■ Exercise aim:
Return the lines from the very start of the items through the line containing "375, 96, 389]", that line included, copied word for word.

________________________

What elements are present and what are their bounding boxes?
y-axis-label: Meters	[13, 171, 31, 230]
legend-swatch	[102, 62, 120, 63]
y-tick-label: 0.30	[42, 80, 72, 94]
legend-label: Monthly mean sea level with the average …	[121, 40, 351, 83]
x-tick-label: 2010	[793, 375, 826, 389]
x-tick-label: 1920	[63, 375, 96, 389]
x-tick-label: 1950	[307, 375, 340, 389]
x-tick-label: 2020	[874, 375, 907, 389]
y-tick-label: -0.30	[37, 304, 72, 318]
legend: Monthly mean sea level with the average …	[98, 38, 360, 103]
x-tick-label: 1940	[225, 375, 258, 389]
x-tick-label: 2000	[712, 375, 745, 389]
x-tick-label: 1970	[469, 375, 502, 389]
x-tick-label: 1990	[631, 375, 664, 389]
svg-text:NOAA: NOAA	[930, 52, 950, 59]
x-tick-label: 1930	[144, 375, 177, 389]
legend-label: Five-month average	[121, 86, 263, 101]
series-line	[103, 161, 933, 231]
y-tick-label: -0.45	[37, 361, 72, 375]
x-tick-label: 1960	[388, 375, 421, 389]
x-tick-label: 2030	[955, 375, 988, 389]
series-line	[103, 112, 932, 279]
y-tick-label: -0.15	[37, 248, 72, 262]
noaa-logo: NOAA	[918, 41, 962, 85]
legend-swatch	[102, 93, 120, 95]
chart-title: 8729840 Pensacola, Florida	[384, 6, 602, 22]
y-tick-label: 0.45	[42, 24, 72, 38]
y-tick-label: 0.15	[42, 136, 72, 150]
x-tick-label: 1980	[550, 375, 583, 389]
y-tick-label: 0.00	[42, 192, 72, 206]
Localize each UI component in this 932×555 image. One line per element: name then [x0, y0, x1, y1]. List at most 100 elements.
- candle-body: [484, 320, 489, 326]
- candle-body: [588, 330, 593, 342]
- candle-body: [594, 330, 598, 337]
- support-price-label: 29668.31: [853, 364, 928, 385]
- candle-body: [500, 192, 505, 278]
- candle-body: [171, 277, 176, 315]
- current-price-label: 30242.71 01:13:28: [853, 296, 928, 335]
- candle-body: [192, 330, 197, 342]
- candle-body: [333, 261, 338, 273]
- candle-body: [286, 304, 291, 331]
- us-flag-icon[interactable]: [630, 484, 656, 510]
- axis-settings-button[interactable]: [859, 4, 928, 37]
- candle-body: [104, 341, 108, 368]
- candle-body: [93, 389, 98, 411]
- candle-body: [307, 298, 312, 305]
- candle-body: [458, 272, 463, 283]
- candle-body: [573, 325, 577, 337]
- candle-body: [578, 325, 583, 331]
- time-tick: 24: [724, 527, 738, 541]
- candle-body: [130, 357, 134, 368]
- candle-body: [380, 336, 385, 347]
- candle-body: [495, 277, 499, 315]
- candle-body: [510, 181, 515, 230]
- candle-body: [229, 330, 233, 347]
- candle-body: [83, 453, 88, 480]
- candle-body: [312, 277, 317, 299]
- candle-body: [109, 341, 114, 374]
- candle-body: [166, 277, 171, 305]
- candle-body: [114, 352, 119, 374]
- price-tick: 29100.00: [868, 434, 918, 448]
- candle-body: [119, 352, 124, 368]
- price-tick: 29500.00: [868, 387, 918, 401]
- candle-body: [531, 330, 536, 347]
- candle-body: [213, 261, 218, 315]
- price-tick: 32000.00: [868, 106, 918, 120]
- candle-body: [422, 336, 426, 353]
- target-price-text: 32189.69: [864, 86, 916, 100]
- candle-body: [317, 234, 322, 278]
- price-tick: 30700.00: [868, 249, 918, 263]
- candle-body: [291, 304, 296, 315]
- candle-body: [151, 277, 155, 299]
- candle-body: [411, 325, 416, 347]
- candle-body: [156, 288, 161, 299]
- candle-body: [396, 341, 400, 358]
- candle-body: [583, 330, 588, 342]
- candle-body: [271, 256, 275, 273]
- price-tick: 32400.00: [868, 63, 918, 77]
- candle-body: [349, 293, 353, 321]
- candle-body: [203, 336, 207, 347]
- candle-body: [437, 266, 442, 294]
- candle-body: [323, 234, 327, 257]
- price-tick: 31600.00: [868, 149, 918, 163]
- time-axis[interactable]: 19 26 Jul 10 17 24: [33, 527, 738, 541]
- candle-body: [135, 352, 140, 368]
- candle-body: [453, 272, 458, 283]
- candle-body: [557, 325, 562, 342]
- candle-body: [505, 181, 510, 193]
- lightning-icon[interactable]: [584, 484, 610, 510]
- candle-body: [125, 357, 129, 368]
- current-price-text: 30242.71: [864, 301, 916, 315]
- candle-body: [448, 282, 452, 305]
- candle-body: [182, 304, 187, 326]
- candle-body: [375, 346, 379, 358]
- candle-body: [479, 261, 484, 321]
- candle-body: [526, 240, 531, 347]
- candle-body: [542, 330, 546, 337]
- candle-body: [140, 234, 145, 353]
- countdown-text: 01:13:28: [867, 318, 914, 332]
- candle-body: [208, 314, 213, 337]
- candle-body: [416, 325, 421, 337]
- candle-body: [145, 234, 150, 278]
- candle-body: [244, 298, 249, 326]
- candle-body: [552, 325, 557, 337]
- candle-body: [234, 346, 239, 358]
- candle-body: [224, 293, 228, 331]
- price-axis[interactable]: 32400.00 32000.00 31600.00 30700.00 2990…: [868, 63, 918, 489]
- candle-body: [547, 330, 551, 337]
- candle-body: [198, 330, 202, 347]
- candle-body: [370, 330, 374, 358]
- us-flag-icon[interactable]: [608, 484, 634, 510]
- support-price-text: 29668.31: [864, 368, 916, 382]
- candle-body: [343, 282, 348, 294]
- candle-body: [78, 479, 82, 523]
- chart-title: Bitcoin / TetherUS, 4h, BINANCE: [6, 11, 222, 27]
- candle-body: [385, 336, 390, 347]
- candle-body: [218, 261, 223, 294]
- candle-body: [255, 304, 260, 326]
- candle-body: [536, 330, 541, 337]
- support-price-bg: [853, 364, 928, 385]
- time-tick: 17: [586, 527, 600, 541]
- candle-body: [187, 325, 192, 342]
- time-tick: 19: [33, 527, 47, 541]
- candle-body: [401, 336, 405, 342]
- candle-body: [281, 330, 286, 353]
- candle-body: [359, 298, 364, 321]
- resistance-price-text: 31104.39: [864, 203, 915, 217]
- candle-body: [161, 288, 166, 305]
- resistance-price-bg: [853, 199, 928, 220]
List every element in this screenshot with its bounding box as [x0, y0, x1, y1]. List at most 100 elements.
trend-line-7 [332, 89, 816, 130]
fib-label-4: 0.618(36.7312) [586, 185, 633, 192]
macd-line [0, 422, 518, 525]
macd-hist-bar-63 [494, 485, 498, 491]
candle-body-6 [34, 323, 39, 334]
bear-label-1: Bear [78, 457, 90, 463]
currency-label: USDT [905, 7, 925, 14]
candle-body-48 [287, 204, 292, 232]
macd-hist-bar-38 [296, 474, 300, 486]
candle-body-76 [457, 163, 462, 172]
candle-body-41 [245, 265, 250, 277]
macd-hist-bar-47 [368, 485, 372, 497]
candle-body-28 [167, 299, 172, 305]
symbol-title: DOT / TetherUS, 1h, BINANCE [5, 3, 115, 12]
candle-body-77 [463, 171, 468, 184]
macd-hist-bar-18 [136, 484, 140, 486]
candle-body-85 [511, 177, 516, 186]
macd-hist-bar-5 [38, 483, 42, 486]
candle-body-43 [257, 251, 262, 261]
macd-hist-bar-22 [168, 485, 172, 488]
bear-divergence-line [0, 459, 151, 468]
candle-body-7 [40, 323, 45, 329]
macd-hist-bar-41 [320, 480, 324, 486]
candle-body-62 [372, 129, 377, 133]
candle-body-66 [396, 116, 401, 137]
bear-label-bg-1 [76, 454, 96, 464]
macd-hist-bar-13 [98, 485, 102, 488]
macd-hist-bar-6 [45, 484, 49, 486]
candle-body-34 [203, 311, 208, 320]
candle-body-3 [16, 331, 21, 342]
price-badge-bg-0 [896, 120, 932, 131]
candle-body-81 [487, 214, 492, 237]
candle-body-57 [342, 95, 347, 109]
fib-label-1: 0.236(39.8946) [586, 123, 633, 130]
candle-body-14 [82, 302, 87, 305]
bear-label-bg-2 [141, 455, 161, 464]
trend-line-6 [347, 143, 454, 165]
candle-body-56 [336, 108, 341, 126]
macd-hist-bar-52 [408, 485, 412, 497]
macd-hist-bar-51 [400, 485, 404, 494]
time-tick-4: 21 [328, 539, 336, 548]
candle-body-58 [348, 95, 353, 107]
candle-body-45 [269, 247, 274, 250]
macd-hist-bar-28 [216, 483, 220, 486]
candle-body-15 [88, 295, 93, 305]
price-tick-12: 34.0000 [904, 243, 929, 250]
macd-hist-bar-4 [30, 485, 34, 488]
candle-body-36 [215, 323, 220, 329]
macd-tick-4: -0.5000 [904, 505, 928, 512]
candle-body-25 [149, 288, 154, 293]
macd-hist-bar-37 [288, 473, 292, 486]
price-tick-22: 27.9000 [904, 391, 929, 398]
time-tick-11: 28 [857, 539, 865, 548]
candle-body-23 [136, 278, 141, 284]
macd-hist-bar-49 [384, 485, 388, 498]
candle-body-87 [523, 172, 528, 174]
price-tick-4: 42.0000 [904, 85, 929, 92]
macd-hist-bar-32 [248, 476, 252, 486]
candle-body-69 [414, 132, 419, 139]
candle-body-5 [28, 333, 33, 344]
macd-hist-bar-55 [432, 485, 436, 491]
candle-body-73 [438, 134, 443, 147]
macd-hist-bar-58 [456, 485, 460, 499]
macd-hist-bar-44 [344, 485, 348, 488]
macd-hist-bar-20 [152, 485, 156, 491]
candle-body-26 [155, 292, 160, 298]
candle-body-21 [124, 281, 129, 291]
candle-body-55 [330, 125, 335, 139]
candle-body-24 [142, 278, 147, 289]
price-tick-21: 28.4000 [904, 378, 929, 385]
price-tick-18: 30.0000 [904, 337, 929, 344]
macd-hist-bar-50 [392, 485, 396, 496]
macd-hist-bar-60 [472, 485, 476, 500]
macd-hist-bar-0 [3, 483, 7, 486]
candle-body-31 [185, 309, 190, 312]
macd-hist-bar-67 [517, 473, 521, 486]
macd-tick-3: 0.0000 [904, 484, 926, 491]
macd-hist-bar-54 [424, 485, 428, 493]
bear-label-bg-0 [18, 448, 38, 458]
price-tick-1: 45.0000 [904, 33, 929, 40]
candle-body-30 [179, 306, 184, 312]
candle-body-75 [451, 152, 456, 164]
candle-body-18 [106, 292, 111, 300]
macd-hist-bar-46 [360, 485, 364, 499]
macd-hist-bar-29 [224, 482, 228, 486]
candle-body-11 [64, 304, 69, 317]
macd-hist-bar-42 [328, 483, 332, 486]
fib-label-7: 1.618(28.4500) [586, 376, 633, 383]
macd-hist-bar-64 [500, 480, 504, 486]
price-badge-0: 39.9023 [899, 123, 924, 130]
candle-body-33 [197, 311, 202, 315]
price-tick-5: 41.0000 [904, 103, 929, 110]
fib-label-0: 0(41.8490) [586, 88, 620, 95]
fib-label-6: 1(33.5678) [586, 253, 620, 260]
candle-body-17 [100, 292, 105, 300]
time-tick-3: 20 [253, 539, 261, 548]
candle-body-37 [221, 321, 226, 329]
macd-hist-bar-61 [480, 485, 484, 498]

________________________

■ Complete answer:
What elements are present and what are their bounding boxes?
y-axis-label: Meters	[13, 171, 31, 230]
legend-swatch	[102, 62, 120, 63]
y-tick-label: 0.30	[42, 80, 72, 94]
legend-label: Monthly mean sea level with the average …	[121, 40, 351, 83]
x-tick-label: 2010	[793, 375, 826, 389]
x-tick-label: 1920	[63, 375, 96, 389]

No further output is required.